[The request] Would you write out the entries below, every one of them, exactly?

(Data records)
[Begin]
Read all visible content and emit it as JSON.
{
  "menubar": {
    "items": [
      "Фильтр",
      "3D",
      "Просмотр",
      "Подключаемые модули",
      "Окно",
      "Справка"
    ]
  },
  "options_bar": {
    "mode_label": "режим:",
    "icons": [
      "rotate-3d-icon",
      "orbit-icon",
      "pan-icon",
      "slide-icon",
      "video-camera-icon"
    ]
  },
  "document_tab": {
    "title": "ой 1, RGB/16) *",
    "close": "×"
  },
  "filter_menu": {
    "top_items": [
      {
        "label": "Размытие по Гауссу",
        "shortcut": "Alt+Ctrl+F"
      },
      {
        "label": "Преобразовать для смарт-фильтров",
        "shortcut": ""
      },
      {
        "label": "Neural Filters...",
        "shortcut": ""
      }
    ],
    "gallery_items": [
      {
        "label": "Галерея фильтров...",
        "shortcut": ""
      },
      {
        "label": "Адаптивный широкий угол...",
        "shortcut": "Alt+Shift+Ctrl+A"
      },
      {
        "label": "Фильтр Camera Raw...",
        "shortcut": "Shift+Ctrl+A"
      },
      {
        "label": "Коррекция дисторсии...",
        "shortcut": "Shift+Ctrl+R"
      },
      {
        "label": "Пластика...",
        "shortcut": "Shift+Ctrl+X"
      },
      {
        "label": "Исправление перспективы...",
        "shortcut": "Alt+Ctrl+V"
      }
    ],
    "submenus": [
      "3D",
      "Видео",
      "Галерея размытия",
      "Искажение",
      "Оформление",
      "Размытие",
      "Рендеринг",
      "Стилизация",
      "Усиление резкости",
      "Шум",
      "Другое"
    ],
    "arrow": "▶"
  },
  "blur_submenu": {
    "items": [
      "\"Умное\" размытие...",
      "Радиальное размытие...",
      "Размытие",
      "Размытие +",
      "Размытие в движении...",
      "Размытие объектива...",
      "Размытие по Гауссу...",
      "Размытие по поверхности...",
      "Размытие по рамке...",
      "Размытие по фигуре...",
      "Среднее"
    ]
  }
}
[End]
[Response]
Read all visible content and emit it as JSON.
{
  "menubar": {
    "items": [
      "Фильтр",
      "3D",
      "Просмотр",
      "Подключаемые модули",
      "Окно",
      "Справка"
    ]
  },
  "options_bar": {
    "mode_label": "режим:",
    "icons": [
      "rotate-3d-icon",
      "orbit-icon",
      "pan-icon",
      "slide-icon",
      "video-camera-icon"
    ]
  },
  "document_tab": {
    "title": "ой 1, RGB/16) *",
    "close": "×"
  },
  "filter_menu": {
    "top_items": [
      {
        "label": "Размытие по Гауссу",
        "shortcut": "Alt+Ctrl+F"
      },
      {
        "label": "Преобразовать для смарт-фильтров",
        "shortcut": ""
      },
      {
        "label": "Neural Filters...",
        "shortcut": ""
      }
    ],
    "gallery_items": [
      {
        "label": "Галерея фильтров...",
        "shortcut": ""
      },
      {
        "label": "Адаптивный широкий угол...",
        "shortcut": "Alt+Shift+Ctrl+A"
      },
      {
        "label": "Фильтр Camera Raw...",
        "shortcut": "Shift+Ctrl+A"
      },
      {
        "label": "Коррекция дисторсии...",
        "shortcut": "Shift+Ctrl+R"
      },
      {
        "label": "Пластика...",
        "shortcut": "Shift+Ctrl+X"
      },
      {
        "label": "Исправление перспективы...",
        "shortcut": "Alt+Ctrl+V"
      }
    ],
    "submenus": [
      "3D",
      "Видео",
      "Галерея размытия",
      "Искажение",
      "Оформление",
      "Размытие",
      "Рендеринг",
      "Стилизация",
      "Усиление резкости",
      "Шум",
      "Другое"
    ],
    "arrow": "▶"
  },
  "blur_submenu": {
    "items": [
      "\"Умное\" размытие...",
      "Радиальное размытие...",
      "Размытие",
      "Размытие +",
      "Размытие в движении...",
      "Размытие объектива...",
      "Размытие по Гауссу...",
      "Размытие по поверхности...",
      "Размытие по рамке...",
      "Размытие по фигуре...",
      "Среднее"
    ]
  }
}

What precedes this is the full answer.